* **Brief**:
Check each line of the listing for the word "since" and give only the number of lines that have it.

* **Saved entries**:

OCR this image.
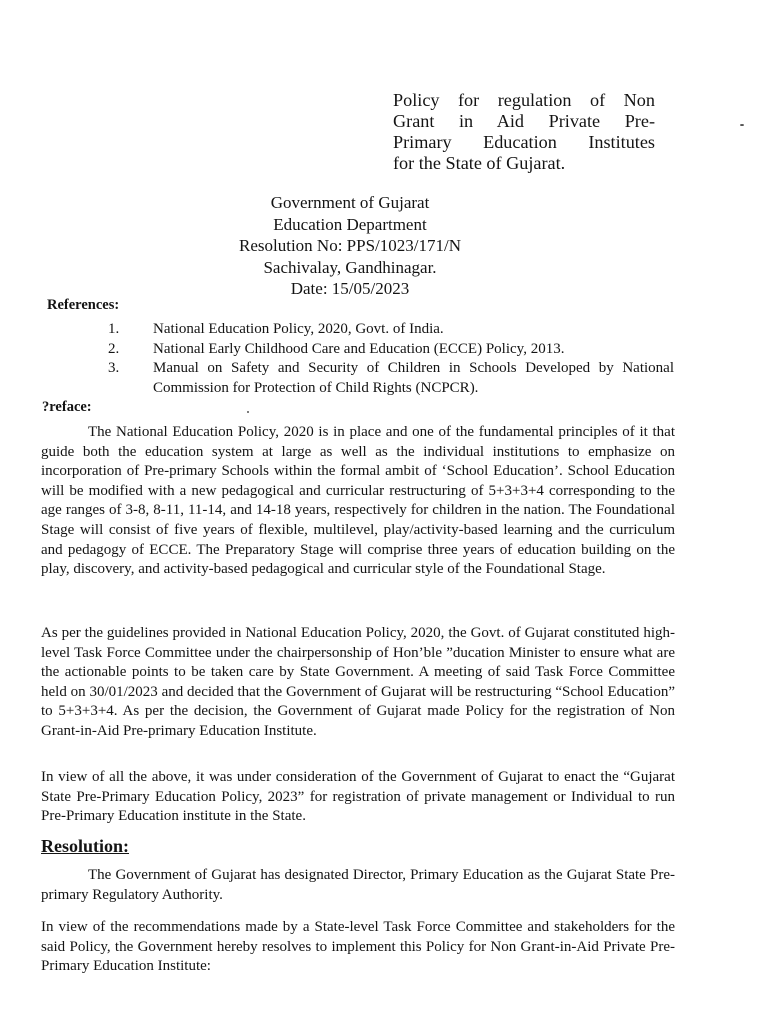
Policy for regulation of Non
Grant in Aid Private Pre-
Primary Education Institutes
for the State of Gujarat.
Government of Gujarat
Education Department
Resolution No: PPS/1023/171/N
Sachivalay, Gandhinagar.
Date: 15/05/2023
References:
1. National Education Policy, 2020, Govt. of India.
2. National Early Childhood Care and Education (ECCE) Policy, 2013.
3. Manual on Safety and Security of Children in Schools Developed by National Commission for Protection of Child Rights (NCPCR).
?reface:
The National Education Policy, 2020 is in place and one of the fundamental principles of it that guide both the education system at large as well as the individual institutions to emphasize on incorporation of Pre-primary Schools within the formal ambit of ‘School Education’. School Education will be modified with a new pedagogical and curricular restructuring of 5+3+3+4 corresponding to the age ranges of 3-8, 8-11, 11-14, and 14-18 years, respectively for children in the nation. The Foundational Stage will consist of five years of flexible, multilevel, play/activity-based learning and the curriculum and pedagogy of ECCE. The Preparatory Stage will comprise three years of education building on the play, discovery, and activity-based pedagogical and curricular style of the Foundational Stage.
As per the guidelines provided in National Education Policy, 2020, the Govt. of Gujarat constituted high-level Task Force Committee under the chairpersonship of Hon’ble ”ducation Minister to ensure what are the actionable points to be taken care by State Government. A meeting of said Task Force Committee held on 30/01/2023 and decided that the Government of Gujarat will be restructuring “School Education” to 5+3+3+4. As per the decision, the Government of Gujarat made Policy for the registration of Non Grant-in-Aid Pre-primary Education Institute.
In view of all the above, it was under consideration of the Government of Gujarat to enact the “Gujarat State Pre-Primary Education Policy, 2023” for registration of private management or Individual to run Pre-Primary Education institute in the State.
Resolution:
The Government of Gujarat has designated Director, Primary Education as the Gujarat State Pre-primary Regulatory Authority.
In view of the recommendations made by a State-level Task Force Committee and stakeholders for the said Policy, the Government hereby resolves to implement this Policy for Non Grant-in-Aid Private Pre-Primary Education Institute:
==
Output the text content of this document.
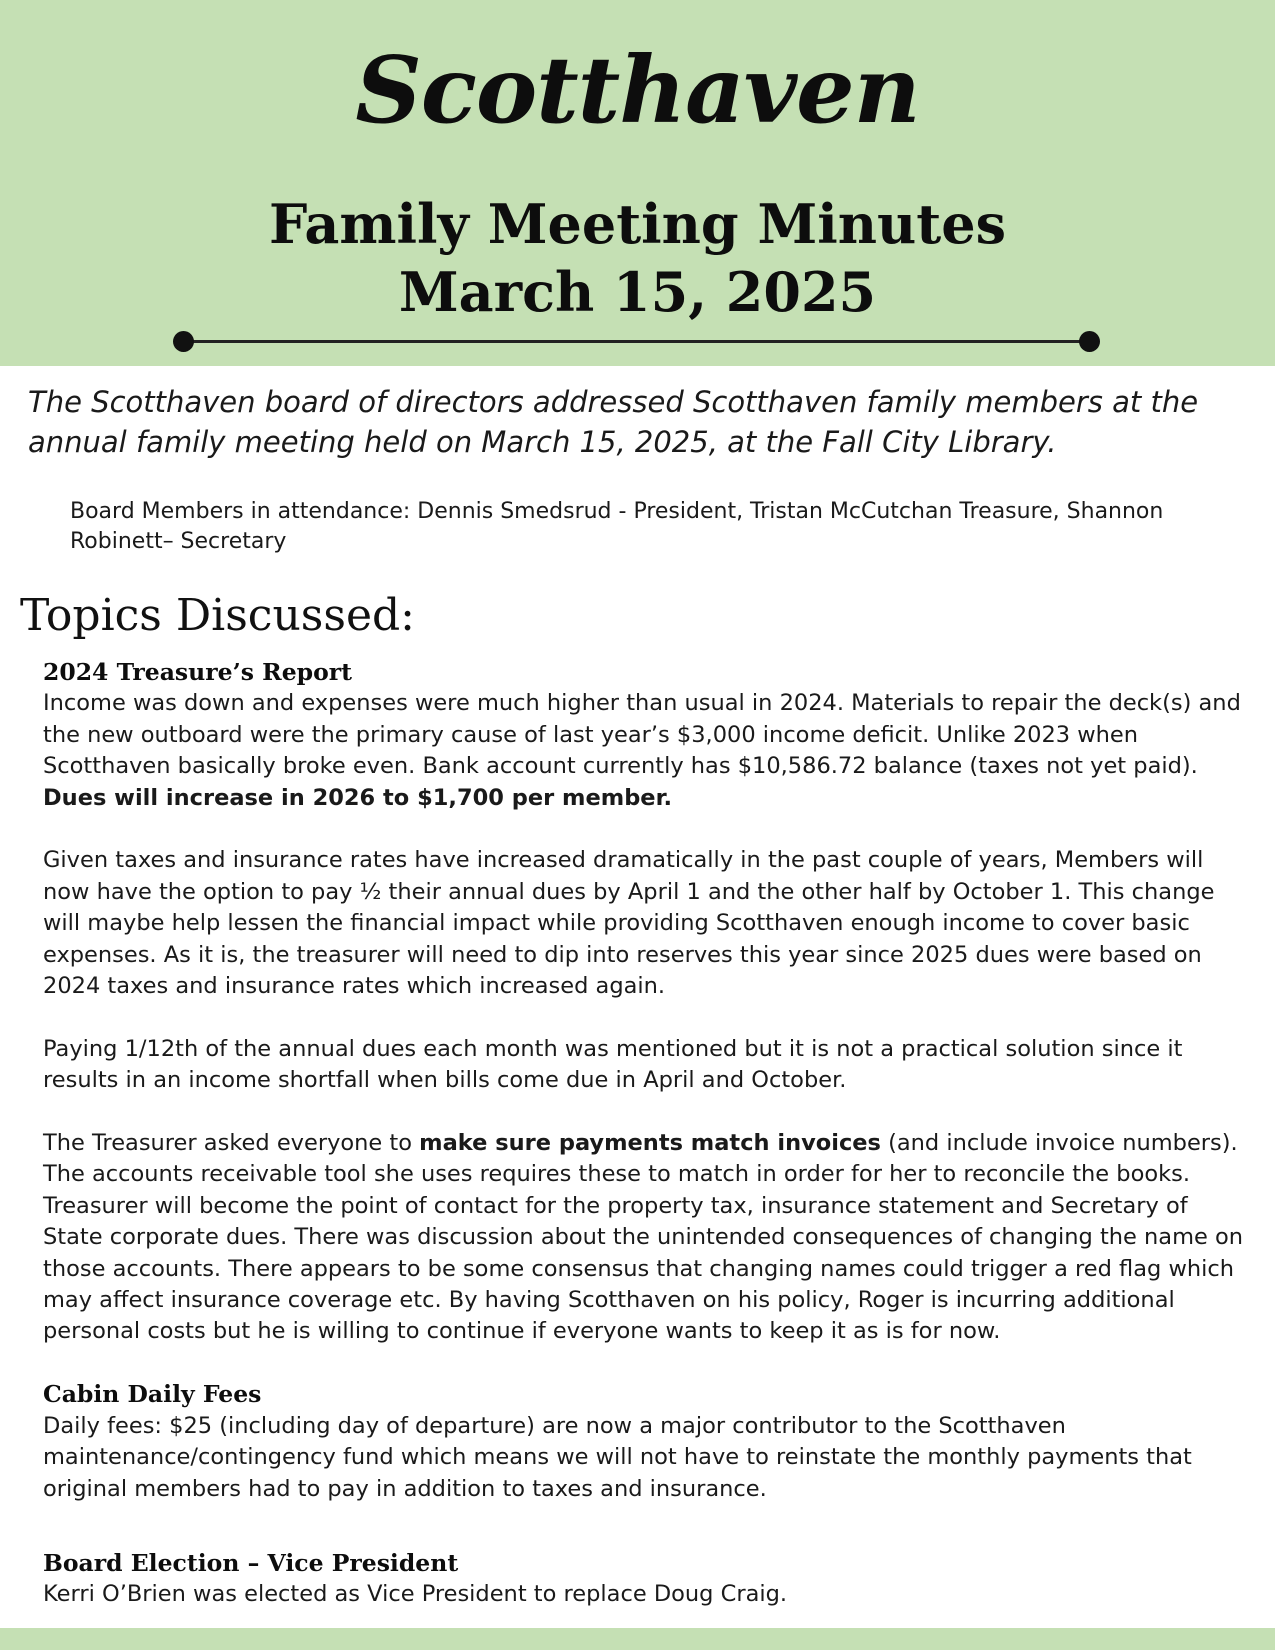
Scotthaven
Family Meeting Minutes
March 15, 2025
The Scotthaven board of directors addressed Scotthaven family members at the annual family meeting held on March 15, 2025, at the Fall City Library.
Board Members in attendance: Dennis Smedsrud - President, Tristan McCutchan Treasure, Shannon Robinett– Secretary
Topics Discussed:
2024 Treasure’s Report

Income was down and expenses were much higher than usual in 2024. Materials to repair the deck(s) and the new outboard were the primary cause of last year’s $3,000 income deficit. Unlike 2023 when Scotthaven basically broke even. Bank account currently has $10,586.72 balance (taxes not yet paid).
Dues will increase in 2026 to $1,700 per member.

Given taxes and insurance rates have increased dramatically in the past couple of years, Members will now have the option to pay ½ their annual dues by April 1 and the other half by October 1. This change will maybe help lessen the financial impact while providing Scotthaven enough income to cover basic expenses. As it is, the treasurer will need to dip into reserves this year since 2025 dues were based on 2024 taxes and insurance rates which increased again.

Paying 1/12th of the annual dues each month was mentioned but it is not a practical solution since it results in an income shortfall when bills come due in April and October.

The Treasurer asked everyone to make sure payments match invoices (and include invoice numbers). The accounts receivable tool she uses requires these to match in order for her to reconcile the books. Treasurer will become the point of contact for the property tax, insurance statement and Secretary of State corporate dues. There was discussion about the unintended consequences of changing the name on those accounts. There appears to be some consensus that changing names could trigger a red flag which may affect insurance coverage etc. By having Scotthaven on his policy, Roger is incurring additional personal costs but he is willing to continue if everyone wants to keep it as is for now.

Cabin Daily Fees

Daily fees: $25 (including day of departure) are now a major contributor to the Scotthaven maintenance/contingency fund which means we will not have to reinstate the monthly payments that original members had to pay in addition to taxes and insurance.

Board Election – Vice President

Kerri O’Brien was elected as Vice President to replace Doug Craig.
* * *
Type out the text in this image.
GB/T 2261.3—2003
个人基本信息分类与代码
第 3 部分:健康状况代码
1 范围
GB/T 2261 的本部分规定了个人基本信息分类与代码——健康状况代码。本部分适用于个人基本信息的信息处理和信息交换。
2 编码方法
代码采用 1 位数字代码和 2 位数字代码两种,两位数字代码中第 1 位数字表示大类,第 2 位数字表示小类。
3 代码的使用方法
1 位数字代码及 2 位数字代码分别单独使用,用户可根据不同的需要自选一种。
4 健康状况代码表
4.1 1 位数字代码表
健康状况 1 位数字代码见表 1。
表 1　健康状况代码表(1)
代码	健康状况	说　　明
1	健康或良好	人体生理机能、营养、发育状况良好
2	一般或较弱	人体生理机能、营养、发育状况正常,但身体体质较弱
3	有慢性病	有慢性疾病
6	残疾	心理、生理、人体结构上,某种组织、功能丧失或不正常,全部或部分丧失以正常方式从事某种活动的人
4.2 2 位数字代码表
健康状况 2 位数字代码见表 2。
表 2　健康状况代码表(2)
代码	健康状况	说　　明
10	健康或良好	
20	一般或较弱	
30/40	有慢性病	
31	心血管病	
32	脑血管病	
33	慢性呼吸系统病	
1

* **Result of this exercise**:
2